═══ Record extracts
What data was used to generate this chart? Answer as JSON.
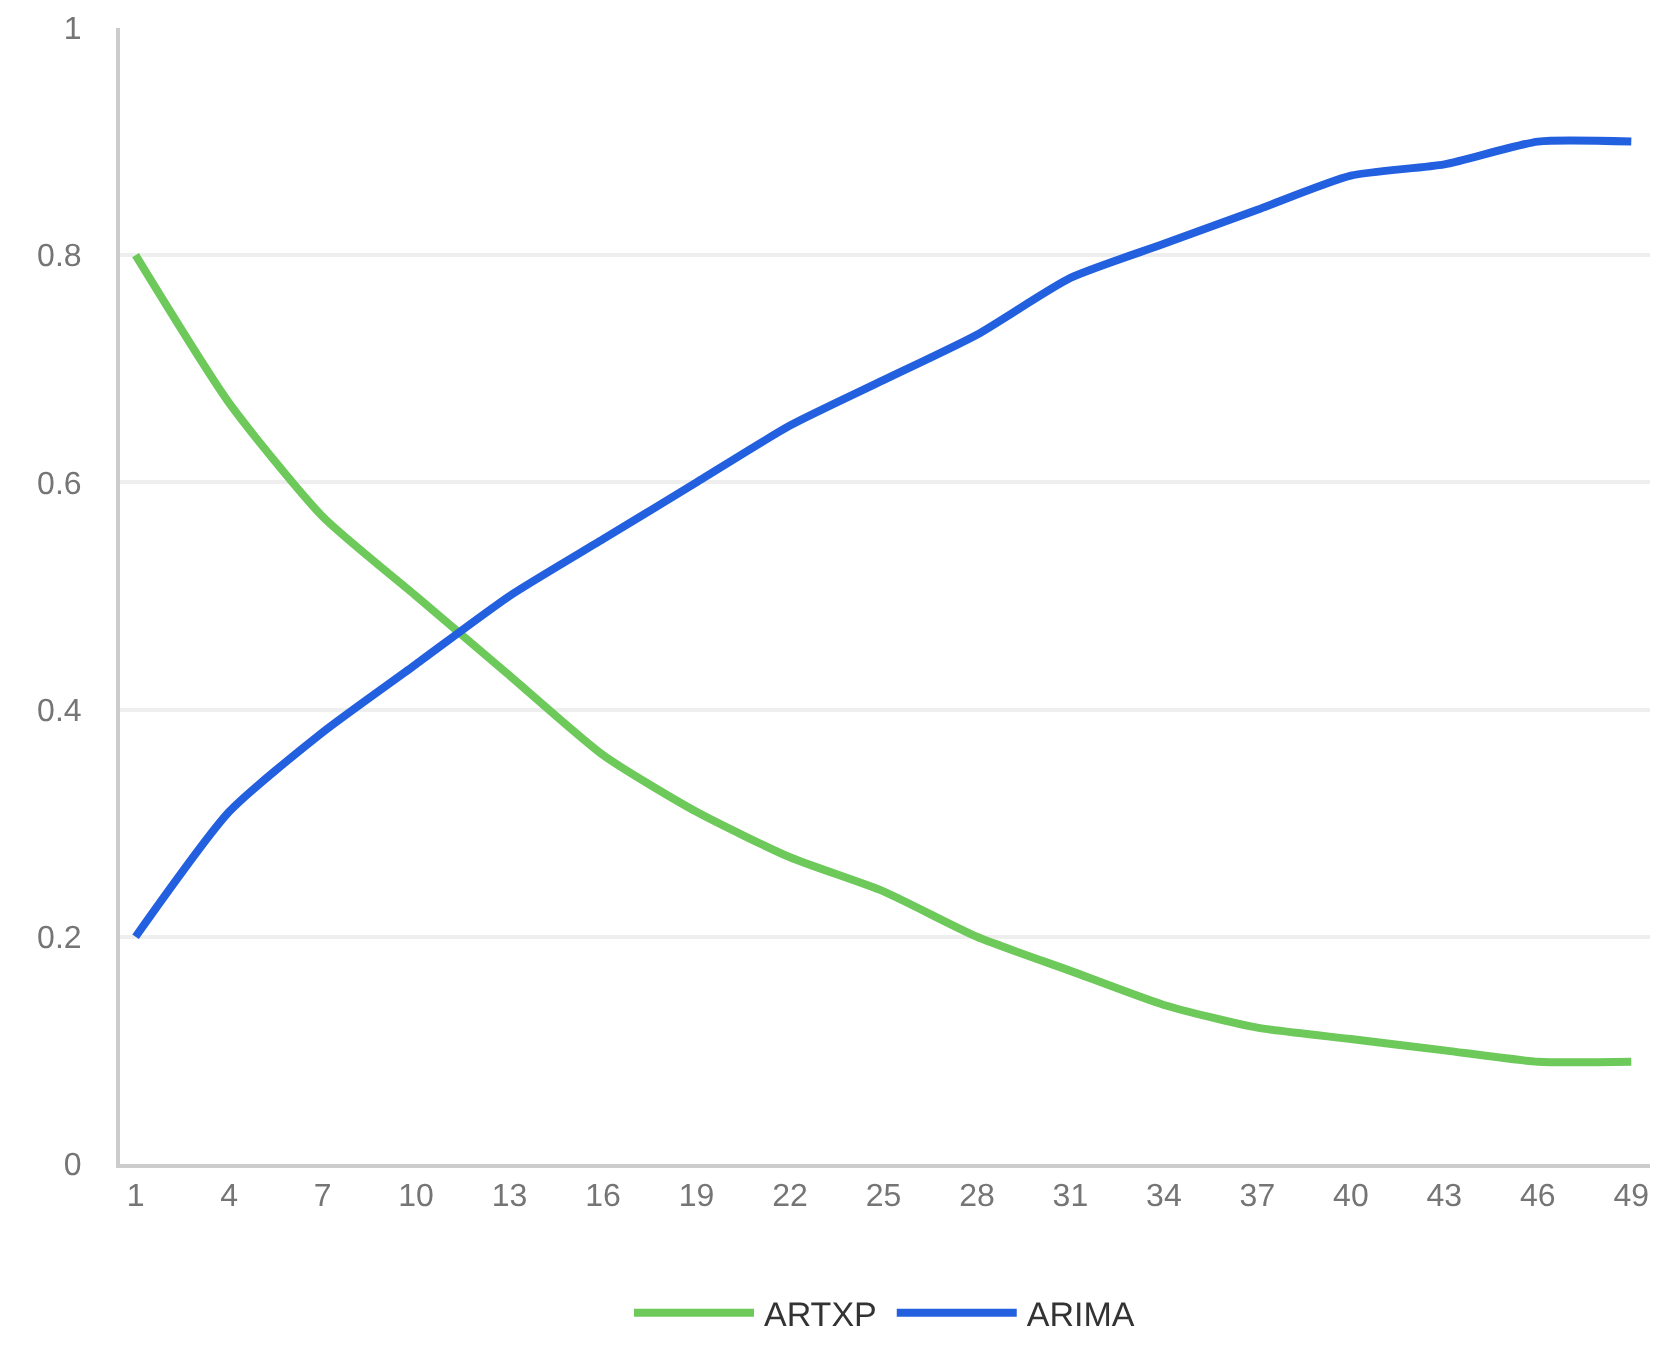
{
  "chart_data": {
    "type": "line",
    "x": [
      1,
      4,
      7,
      10,
      13,
      16,
      19,
      22,
      25,
      28,
      31,
      34,
      37,
      40,
      43,
      46,
      49
    ],
    "series": [
      {
        "name": "ARTXP",
        "color": "#6cc95a",
        "values": [
          0.8,
          0.67,
          0.57,
          0.5,
          0.43,
          0.36,
          0.31,
          0.27,
          0.24,
          0.2,
          0.17,
          0.14,
          0.12,
          0.11,
          0.1,
          0.09,
          0.09
        ]
      },
      {
        "name": "ARIMA",
        "color": "#2360e0",
        "values": [
          0.2,
          0.31,
          0.38,
          0.44,
          0.5,
          0.55,
          0.6,
          0.65,
          0.69,
          0.73,
          0.78,
          0.81,
          0.84,
          0.87,
          0.88,
          0.9,
          0.9
        ]
      }
    ],
    "xlim": [
      0.5,
      49.6
    ],
    "xticks": [
      1,
      4,
      7,
      10,
      13,
      16,
      19,
      22,
      25,
      28,
      31,
      34,
      37,
      40,
      43,
      46,
      49
    ],
    "ylim": [
      0,
      1
    ],
    "yticks": [
      0,
      0.2,
      0.4,
      0.6,
      0.8,
      1
    ],
    "grid": "y",
    "legend": "bottom",
    "marker": "none",
    "line_style": "solid"
  }
}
══════
● Task statement
Transcribe the material exactly, leaving every picture out.

● Task solution
What data was used to generate this chart? Answer as JSON.
{
  "chart_data": {
    "type": "line",
    "x": [
      1,
      4,
      7,
      10,
      13,
      16,
      19,
      22,
      25,
      28,
      31,
      34,
      37,
      40,
      43,
      46,
      49
    ],
    "series": [
      {
        "name": "ARTXP",
        "color": "#6cc95a",
        "values": [
          0.8,
          0.67,
          0.57,
          0.5,
          0.43,
          0.36,
          0.31,
          0.27,
          0.24,
          0.2,
          0.17,
          0.14,
          0.12,
          0.11,
          0.1,
          0.09,
          0.09
        ]
      },
      {
        "name": "ARIMA",
        "color": "#2360e0",
        "values": [
          0.2,
          0.31,
          0.38,
          0.44,
          0.5,
          0.55,
          0.6,
          0.65,
          0.69,
          0.73,
          0.78,
          0.81,
          0.84,
          0.87,
          0.88,
          0.9,
          0.9
        ]
      }
    ],
    "xlim": [
      0.5,
      49.6
    ],
    "xticks": [
      1,
      4,
      7,
      10,
      13,
      16,
      19,
      22,
      25,
      28,
      31,
      34,
      37,
      40,
      43,
      46,
      49
    ],
    "ylim": [
      0,
      1
    ],
    "yticks": [
      0,
      0.2,
      0.4,
      0.6,
      0.8,
      1
    ],
    "grid": "y",
    "legend": "bottom",
    "marker": "none",
    "line_style": "solid"
  }
}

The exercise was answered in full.